Short problem: Using the records provided below, locate and copy each line that contains the word "package".

###

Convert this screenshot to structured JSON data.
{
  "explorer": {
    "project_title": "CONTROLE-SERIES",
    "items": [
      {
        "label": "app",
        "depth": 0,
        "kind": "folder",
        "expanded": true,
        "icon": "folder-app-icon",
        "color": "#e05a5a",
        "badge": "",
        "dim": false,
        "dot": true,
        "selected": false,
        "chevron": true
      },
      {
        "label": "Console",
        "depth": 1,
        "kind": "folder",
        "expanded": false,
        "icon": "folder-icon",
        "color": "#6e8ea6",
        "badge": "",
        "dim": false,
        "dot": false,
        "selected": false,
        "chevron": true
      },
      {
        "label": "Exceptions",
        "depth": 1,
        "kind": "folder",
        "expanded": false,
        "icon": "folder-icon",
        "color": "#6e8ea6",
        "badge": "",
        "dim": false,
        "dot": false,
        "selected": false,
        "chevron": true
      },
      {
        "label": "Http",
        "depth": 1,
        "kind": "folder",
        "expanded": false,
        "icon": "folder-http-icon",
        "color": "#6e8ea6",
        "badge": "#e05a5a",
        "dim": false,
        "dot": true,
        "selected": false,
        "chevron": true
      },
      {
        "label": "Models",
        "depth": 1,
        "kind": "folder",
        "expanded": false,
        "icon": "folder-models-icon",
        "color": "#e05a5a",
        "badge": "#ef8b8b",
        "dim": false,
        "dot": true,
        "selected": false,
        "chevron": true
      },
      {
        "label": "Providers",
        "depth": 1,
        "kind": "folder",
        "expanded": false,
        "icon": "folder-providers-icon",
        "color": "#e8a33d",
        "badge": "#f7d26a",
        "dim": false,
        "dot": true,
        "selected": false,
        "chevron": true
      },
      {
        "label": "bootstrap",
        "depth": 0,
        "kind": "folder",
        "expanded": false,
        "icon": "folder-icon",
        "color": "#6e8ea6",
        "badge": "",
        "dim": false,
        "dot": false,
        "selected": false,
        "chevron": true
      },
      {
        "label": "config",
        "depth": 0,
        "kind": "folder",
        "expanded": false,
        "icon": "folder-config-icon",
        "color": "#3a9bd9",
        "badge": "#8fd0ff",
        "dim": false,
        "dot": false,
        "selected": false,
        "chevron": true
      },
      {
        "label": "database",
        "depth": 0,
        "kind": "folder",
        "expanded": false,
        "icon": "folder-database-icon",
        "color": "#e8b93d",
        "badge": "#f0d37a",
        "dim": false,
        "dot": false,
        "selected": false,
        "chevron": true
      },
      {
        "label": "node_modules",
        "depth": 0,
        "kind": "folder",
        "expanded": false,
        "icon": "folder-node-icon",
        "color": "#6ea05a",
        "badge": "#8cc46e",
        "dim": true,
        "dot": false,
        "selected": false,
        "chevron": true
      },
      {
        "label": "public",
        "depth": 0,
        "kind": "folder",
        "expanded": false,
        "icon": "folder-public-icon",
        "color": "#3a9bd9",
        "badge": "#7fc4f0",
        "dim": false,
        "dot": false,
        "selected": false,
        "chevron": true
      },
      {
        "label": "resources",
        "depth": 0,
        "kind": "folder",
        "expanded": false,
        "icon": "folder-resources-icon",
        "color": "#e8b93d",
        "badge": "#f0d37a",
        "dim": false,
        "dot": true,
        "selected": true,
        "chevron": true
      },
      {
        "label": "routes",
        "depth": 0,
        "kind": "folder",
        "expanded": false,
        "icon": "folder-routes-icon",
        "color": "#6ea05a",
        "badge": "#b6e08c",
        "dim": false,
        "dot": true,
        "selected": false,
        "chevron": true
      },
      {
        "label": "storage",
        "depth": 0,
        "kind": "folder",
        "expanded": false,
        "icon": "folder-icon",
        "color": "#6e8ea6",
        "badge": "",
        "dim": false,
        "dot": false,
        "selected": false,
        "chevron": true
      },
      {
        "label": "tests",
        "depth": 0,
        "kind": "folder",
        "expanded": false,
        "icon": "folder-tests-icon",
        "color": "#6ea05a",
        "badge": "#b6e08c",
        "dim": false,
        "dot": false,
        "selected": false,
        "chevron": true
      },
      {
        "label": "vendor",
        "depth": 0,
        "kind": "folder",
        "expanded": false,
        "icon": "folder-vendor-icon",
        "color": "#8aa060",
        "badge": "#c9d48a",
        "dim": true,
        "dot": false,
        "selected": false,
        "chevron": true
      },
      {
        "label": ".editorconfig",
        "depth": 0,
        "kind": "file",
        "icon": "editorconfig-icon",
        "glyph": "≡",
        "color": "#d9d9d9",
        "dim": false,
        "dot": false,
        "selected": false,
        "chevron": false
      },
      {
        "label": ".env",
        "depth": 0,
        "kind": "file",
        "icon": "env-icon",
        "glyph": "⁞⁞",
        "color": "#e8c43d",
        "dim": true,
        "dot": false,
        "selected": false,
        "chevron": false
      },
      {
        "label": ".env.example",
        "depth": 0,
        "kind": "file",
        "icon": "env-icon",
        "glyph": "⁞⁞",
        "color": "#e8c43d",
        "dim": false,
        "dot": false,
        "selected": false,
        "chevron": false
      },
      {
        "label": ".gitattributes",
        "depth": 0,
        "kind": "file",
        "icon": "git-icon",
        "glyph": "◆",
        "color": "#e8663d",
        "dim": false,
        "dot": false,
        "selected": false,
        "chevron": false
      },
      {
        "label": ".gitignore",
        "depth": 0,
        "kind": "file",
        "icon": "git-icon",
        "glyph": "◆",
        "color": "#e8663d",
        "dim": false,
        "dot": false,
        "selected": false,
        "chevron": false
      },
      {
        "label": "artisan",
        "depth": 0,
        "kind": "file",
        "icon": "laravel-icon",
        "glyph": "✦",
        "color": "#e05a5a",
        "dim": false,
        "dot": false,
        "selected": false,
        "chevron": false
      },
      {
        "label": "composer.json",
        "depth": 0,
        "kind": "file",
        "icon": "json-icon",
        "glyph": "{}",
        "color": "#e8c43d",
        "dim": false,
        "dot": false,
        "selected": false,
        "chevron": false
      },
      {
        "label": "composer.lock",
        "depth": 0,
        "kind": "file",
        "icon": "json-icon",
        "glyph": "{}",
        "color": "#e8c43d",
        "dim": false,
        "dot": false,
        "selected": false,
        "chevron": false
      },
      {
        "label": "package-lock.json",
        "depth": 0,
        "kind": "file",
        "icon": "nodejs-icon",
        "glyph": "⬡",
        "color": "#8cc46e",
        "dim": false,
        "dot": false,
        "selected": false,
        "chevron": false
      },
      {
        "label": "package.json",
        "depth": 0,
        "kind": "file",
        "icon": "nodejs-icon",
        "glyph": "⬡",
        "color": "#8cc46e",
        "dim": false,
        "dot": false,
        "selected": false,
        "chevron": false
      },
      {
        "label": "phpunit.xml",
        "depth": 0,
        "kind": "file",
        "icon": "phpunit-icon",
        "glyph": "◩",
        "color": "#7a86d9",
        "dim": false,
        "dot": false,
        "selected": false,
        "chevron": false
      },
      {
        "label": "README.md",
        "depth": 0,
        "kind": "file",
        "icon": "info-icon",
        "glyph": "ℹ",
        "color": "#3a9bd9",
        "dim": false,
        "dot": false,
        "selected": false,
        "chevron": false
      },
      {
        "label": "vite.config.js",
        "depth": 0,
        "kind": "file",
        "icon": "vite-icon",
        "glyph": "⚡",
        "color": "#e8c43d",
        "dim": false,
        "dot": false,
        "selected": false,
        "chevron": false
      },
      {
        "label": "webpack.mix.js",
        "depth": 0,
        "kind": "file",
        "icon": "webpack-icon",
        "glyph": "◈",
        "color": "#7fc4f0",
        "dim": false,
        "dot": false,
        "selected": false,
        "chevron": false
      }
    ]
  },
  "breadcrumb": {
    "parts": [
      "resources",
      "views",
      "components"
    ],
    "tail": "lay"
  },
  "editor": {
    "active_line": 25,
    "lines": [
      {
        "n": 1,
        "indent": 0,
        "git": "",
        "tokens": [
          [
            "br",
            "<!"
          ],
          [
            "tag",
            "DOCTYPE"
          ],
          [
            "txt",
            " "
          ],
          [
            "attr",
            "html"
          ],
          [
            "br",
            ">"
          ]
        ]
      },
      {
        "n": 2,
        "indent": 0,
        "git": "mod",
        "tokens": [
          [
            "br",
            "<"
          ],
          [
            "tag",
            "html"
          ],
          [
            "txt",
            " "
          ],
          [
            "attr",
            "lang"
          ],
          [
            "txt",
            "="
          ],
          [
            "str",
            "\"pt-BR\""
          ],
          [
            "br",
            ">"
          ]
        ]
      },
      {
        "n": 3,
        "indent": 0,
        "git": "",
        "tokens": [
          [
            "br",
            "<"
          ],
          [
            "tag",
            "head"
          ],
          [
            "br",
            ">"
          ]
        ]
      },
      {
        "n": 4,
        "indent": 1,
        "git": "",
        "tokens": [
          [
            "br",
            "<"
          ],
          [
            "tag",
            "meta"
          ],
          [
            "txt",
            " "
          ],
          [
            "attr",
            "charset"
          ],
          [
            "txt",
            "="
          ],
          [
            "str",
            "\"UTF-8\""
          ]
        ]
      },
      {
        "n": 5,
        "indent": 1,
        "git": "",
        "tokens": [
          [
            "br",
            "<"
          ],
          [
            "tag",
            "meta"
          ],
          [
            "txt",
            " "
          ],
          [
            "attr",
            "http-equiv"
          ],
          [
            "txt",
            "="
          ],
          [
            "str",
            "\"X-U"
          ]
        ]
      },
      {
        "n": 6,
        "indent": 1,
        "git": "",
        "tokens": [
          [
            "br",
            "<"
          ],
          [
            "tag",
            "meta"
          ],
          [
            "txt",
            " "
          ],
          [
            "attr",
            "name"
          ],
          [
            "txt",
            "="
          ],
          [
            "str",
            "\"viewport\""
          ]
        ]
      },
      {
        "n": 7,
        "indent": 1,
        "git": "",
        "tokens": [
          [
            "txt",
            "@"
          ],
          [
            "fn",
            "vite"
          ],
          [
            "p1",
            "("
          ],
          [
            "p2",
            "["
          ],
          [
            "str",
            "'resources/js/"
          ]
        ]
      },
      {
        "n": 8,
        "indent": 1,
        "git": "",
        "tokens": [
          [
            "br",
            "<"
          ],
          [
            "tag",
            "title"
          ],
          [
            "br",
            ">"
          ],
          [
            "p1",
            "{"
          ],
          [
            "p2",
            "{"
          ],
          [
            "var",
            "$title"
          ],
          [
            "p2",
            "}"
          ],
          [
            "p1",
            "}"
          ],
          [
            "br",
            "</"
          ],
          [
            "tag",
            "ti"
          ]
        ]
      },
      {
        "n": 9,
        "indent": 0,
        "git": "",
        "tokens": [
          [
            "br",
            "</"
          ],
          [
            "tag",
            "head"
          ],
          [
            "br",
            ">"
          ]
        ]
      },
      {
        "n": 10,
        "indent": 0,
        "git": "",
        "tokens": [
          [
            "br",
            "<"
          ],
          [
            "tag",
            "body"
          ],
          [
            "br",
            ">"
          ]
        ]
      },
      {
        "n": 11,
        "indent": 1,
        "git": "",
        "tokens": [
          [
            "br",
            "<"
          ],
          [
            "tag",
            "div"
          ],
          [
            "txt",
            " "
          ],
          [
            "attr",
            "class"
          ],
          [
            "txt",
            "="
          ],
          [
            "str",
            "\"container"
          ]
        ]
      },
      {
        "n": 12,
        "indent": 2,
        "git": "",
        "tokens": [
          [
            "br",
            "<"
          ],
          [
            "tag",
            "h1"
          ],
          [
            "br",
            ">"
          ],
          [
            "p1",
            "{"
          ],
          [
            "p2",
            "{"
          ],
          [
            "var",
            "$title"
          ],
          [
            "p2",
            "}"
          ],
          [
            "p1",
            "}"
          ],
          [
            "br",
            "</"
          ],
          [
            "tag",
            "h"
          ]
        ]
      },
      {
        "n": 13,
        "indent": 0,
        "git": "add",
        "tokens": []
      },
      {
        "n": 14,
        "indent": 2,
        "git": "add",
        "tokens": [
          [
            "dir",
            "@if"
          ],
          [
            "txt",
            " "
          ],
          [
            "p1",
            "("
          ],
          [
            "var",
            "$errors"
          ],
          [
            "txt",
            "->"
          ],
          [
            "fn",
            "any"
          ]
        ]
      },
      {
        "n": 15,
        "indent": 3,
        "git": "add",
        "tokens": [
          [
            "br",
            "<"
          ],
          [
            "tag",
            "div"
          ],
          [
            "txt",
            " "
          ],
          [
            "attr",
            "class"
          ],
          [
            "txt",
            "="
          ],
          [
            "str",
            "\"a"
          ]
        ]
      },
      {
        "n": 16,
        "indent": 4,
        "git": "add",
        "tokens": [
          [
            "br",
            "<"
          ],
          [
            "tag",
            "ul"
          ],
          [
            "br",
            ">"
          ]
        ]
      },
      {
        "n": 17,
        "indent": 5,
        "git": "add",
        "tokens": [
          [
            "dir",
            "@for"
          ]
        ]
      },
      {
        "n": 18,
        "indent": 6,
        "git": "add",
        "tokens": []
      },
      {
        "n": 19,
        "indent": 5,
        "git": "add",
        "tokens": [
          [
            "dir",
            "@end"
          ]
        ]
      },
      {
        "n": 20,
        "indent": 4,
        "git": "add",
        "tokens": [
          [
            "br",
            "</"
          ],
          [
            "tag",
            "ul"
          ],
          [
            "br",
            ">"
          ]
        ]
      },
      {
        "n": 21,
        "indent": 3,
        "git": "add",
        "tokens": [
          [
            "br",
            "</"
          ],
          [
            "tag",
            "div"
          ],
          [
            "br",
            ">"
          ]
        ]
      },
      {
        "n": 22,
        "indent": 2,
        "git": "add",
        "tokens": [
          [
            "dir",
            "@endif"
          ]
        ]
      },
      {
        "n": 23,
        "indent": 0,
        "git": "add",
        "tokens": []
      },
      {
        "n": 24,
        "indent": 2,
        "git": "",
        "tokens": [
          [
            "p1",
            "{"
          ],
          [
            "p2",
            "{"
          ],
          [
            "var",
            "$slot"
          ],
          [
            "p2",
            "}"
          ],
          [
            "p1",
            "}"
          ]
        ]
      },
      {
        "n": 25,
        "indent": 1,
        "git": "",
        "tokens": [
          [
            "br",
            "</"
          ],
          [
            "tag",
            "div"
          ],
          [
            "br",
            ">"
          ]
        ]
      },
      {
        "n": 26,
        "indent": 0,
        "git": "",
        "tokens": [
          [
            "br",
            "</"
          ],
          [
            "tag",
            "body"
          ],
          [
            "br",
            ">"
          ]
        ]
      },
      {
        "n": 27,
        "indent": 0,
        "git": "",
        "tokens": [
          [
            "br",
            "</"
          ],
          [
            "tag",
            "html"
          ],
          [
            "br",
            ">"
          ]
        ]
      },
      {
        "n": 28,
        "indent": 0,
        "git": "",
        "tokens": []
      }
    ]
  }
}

###

The completed task:
        "label": "package-lock.json",
        "label": "package.json",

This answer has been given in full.